--- start of RECORD LIST ---

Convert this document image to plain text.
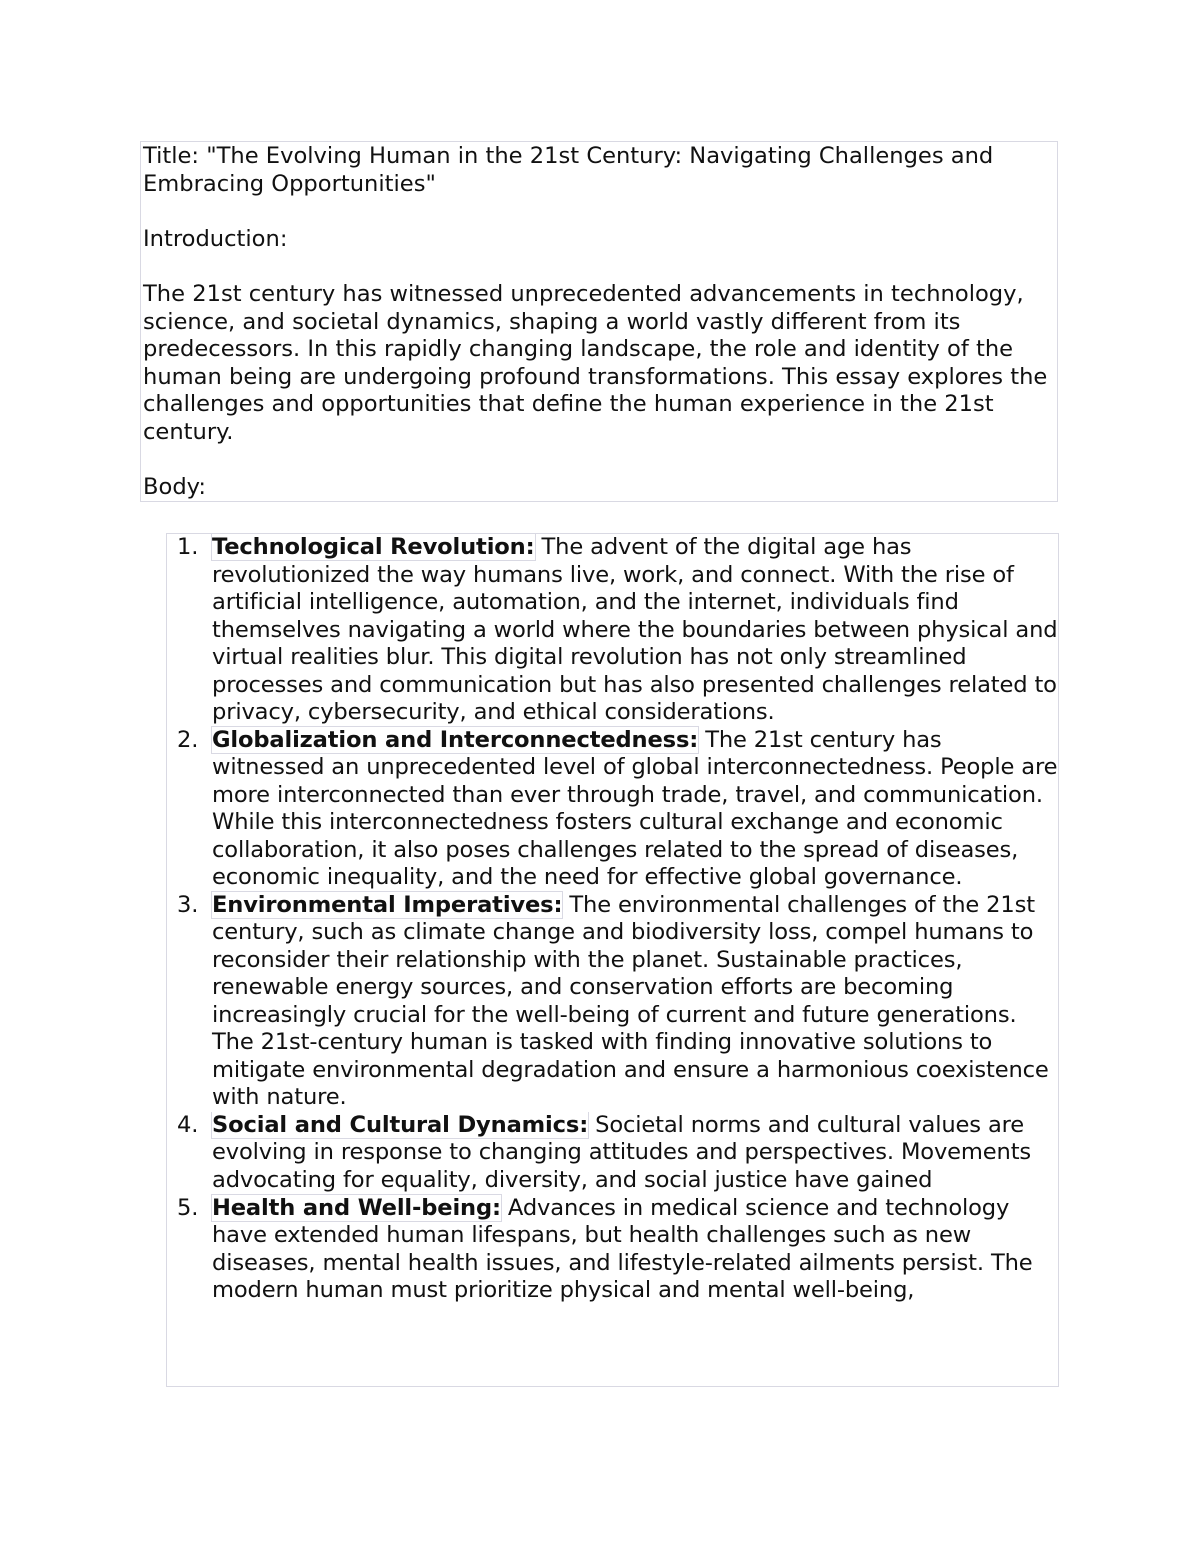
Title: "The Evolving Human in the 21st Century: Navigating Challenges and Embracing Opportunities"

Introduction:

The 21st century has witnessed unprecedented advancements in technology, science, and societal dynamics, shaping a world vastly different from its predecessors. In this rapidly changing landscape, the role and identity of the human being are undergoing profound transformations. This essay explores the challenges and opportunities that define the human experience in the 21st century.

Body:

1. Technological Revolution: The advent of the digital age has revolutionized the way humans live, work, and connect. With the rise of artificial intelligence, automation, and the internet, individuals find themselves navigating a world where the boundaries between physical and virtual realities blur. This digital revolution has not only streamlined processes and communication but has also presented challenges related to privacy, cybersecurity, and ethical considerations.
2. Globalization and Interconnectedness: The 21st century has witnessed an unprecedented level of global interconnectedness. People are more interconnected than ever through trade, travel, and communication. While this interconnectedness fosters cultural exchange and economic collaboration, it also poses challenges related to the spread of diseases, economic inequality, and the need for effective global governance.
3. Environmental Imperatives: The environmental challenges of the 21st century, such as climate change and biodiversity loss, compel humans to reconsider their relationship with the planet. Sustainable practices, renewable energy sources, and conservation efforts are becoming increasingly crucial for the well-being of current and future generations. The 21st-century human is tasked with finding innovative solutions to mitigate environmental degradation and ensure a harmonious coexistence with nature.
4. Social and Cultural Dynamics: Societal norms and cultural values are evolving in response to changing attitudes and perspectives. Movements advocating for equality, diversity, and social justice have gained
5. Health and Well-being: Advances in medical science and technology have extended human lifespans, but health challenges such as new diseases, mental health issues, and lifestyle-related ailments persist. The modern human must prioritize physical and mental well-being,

--- end of RECORD LIST ---
--- start of RECORD LIST ---

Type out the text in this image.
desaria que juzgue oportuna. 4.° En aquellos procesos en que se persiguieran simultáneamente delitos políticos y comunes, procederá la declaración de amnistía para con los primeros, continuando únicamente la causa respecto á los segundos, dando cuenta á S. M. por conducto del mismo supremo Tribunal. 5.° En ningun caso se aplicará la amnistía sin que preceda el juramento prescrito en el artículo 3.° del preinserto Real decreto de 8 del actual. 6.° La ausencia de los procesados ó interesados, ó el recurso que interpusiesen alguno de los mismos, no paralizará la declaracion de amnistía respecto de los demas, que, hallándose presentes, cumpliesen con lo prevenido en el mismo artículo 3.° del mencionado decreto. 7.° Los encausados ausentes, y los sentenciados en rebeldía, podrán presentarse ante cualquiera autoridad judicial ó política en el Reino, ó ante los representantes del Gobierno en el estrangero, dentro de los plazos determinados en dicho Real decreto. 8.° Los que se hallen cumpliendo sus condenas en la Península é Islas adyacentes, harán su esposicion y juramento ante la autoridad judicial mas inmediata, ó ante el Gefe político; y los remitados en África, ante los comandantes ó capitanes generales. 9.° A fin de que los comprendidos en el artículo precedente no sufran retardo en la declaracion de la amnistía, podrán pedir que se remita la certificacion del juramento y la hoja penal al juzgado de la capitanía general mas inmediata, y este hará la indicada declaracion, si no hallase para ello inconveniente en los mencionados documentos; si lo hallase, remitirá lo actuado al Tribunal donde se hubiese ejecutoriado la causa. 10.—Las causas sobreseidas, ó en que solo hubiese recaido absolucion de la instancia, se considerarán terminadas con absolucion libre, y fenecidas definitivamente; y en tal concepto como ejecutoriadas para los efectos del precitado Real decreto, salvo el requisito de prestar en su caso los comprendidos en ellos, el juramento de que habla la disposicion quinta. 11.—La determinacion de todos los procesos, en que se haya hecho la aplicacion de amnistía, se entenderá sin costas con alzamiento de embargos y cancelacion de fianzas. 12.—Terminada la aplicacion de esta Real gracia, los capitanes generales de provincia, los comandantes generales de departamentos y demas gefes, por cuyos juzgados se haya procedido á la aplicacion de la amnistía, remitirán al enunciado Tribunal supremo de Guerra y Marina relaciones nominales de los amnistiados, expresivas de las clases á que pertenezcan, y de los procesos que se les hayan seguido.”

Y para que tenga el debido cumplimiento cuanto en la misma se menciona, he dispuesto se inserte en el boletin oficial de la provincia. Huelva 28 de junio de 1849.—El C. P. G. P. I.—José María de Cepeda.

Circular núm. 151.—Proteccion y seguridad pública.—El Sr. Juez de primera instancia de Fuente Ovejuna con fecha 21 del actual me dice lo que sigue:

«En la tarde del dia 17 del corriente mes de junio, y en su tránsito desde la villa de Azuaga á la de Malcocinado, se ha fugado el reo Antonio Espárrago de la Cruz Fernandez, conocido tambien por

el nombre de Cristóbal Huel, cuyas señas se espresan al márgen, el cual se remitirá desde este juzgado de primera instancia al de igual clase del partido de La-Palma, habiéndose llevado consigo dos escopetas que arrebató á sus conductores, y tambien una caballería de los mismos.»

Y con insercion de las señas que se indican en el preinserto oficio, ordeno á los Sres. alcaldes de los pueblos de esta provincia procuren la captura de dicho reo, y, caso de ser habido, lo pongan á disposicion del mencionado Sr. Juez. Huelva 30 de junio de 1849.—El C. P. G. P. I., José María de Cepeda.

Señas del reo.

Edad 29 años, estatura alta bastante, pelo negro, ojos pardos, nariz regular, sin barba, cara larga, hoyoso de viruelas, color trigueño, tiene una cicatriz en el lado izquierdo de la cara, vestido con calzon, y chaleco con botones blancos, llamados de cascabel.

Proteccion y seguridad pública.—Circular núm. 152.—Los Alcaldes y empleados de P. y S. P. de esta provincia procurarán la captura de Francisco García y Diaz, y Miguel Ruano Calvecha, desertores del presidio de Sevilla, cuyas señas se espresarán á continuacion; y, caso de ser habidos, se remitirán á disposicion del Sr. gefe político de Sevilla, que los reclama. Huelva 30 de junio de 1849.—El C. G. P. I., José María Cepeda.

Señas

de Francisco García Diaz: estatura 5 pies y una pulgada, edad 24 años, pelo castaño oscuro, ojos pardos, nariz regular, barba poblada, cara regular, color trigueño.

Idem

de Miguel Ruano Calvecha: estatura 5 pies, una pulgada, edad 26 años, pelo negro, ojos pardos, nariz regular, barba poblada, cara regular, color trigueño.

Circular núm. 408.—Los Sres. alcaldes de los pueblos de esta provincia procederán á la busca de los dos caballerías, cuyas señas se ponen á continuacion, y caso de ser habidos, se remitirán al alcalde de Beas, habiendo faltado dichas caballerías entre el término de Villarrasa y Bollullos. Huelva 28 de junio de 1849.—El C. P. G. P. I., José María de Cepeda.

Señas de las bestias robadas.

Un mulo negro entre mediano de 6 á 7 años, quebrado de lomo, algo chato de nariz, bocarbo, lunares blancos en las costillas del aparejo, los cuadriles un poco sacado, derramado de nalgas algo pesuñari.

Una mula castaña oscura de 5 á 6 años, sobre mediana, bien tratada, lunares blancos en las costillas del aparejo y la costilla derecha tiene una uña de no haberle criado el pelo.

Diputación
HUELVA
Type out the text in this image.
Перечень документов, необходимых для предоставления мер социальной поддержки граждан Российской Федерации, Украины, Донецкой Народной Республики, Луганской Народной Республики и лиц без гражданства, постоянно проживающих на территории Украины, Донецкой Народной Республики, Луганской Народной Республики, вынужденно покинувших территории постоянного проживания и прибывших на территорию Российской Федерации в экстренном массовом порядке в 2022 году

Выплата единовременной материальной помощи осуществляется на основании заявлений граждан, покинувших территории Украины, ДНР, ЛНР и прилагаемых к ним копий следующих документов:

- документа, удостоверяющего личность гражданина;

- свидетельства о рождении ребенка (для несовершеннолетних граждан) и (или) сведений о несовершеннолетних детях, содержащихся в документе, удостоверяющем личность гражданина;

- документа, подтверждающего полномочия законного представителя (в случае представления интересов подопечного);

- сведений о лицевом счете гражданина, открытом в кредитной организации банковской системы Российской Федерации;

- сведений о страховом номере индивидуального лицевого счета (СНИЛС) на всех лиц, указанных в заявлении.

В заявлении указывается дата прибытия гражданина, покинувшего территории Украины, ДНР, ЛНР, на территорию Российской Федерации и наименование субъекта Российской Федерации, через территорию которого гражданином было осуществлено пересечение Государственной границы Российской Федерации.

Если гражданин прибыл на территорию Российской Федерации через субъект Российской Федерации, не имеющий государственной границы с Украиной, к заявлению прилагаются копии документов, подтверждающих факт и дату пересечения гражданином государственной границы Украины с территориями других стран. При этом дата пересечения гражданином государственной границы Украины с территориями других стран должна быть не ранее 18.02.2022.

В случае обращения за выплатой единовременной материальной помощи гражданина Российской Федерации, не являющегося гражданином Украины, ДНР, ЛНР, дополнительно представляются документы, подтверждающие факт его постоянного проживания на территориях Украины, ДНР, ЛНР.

--- end of RECORD LIST ---
--- start of RECORD LIST ---

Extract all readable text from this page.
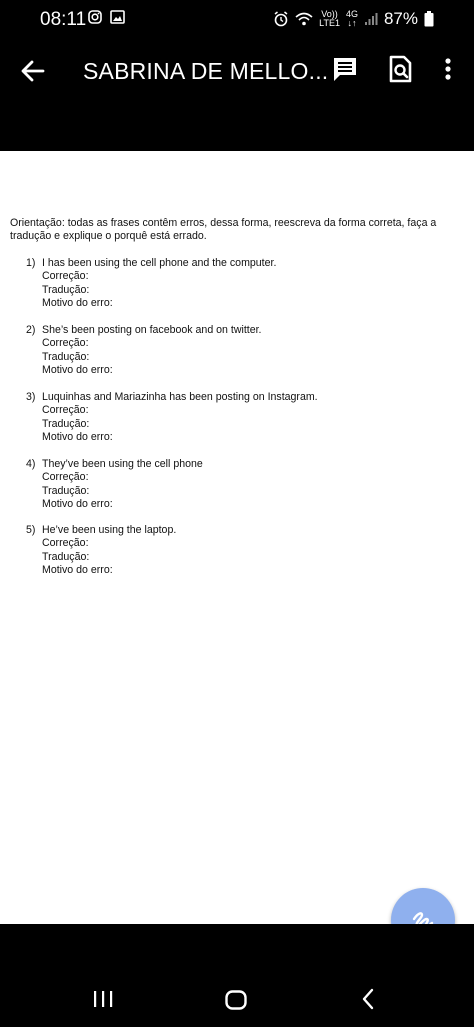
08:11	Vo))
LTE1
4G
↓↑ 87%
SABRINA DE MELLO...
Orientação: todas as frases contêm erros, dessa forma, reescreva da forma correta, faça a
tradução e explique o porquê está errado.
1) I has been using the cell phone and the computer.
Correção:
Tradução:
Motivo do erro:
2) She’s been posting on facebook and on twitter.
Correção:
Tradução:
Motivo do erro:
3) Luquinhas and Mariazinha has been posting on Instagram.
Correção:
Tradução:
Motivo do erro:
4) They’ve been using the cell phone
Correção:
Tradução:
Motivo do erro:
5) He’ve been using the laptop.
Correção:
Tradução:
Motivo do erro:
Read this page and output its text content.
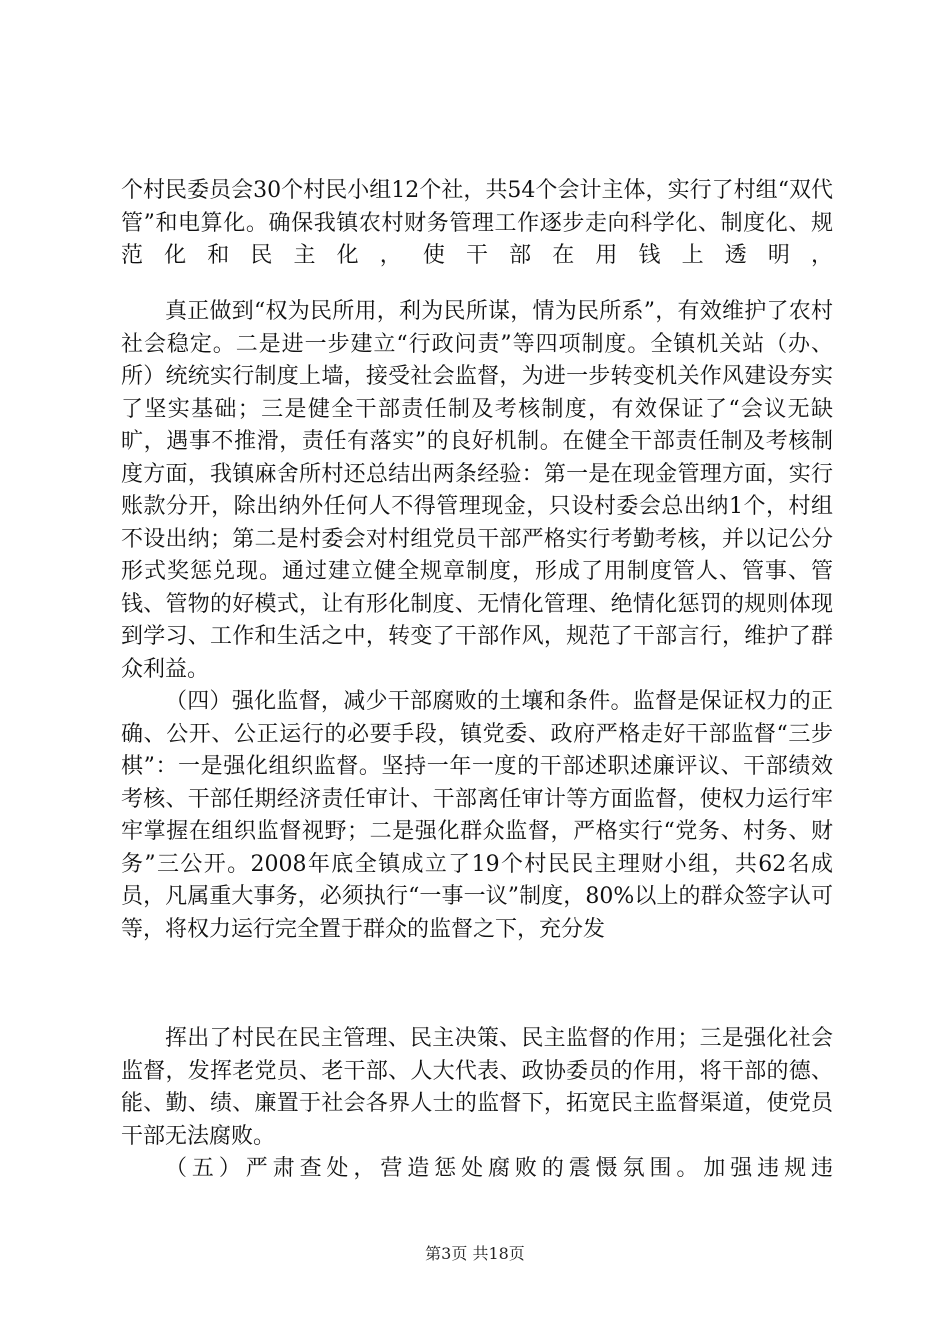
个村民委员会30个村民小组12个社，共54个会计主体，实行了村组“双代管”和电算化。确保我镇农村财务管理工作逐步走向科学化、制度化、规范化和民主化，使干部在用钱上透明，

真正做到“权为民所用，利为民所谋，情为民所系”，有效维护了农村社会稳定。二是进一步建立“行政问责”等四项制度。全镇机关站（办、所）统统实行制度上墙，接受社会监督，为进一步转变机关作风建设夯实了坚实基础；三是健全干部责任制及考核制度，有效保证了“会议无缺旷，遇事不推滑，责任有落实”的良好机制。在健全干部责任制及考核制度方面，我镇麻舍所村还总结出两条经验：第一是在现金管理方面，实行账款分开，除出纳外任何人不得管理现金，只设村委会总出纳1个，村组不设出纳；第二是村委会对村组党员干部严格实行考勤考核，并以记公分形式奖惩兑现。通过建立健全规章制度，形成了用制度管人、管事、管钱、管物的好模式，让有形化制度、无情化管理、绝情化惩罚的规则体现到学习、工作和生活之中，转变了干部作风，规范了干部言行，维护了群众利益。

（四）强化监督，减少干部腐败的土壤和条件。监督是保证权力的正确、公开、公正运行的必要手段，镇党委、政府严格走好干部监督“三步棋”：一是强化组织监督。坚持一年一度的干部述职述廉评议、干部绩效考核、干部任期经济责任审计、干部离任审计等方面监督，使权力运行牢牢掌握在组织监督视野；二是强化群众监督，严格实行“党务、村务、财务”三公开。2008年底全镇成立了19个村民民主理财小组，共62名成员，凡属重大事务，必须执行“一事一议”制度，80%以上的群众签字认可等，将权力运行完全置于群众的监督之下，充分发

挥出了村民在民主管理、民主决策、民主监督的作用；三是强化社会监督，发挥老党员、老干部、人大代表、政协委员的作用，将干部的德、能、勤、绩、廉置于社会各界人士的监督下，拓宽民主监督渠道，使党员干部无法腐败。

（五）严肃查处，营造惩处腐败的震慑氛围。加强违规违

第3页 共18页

--- end of RECORD LIST ---

WORK REQUIRED -
Read the entries and select each line where the word "estatura" is found.

FINAL RESULT -
Edad 29 años, estatura alta bastante, pelo negro, ojos pardos, nariz regular, sin barba, cara larga, hoyoso de viruelas, color trigueño, tiene una cicatriz en el lado izquierdo de la cara, vestido con calzon, y chaleco con botones blancos, llamados de cascabel.
de Francisco García Diaz: estatura 5 pies y una pulgada, edad 24 años, pelo castaño oscuro, ojos pardos, nariz regular, barba poblada, cara regular, color trigueño.
de Miguel Ruano Calvecha: estatura 5 pies, una pulgada, edad 26 años, pelo negro, ojos pardos, nariz regular, barba poblada, cara regular, color trigueño.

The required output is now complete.